*BRIEF*: What follows is a set of records; repeat all of them exactly.

────────────────────

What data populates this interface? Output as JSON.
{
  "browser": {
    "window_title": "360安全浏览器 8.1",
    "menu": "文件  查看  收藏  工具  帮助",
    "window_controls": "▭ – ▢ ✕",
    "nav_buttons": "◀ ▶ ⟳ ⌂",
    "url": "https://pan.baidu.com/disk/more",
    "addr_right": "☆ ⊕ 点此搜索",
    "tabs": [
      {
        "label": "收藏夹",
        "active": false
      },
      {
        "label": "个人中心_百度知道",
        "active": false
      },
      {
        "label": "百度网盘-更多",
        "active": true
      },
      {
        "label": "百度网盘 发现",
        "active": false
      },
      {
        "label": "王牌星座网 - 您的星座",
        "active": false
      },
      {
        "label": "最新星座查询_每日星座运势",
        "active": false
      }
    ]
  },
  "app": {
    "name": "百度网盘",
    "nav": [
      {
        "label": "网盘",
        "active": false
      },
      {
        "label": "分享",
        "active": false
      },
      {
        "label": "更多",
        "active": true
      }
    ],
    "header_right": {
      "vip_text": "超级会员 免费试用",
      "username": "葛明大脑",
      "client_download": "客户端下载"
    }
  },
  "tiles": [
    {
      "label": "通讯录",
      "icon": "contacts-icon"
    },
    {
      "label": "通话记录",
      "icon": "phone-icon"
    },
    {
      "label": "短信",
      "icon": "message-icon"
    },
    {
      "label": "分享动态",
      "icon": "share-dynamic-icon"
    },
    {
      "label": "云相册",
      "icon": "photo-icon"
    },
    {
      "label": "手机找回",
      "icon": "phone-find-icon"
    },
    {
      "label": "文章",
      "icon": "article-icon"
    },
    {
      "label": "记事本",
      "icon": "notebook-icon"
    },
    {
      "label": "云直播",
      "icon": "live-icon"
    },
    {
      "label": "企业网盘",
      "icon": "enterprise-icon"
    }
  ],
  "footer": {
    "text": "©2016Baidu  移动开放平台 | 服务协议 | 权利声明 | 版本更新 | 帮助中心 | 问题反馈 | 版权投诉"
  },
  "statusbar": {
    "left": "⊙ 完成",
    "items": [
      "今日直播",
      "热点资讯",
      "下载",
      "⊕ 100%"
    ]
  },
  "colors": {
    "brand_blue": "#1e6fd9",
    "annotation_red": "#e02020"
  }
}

────────────────────

*RESULT OF THE EXERCISE*:
What data populates this interface? Output as JSON.
{
  "browser": {
    "window_title": "360安全浏览器 8.1",
    "menu": "文件  查看  收藏  工具  帮助",
    "window_controls": "▭ – ▢ ✕",
    "nav_buttons": "◀ ▶ ⟳ ⌂",
    "url": "https://pan.baidu.com/disk/more",
    "addr_right": "☆ ⊕ 点此搜索",
    "tabs": [
      {
        "label": "收藏夹",
        "active": false
      },
      {
        "label": "个人中心_百度知道",
        "active": false
      },
      {
        "label": "百度网盘-更多",
        "active": true
      },
      {
        "label": "百度网盘 发现",
        "active": false
      },
      {
        "label": "王牌星座网 - 您的星座",
        "active": false
      },
      {
        "label": "最新星座查询_每日星座运势",
        "active": false
      }
    ]
  },
  "app": {
    "name": "百度网盘",
    "nav": [
      {
        "label": "网盘",
        "active": false
      },
      {
        "label": "分享",
        "active": false
      },
      {
        "label": "更多",
        "active": true
      }
    ],
    "header_right": {
      "vip_text": "超级会员 免费试用",
      "username": "葛明大脑",
      "client_download": "客户端下载"
    }
  },
  "tiles": [
    {
      "label": "通讯录",
      "icon": "contacts-icon"
    },
    {
      "label": "通话记录",
      "icon": "phone-icon"
    },
    {
      "label": "短信",
      "icon": "message-icon"
    },
    {
      "label": "分享动态",
      "icon": "share-dynamic-icon"
    },
    {
      "label": "云相册",
      "icon": "photo-icon"
    },
    {
      "label": "手机找回",
      "icon": "phone-find-icon"
    },
    {
      "label": "文章",
      "icon": "article-icon"
    },
    {
      "label": "记事本",
      "icon": "notebook-icon"
    },
    {
      "label": "云直播",
      "icon": "live-icon"
    },
    {
      "label": "企业网盘",
      "icon": "enterprise-icon"
    }
  ],
  "footer": {
    "text": "©2016Baidu  移动开放平台 | 服务协议 | 权利声明 | 版本更新 | 帮助中心 | 问题反馈 | 版权投诉"
  },
  "statusbar": {
    "left": "⊙ 完成",
    "items": [
      "今日直播",
      "热点资讯",
      "下载",
      "⊕ 100%"
    ]
  },
  "colors": {
    "brand_blue": "#1e6fd9",
    "annotation_red": "#e02020"
  }
}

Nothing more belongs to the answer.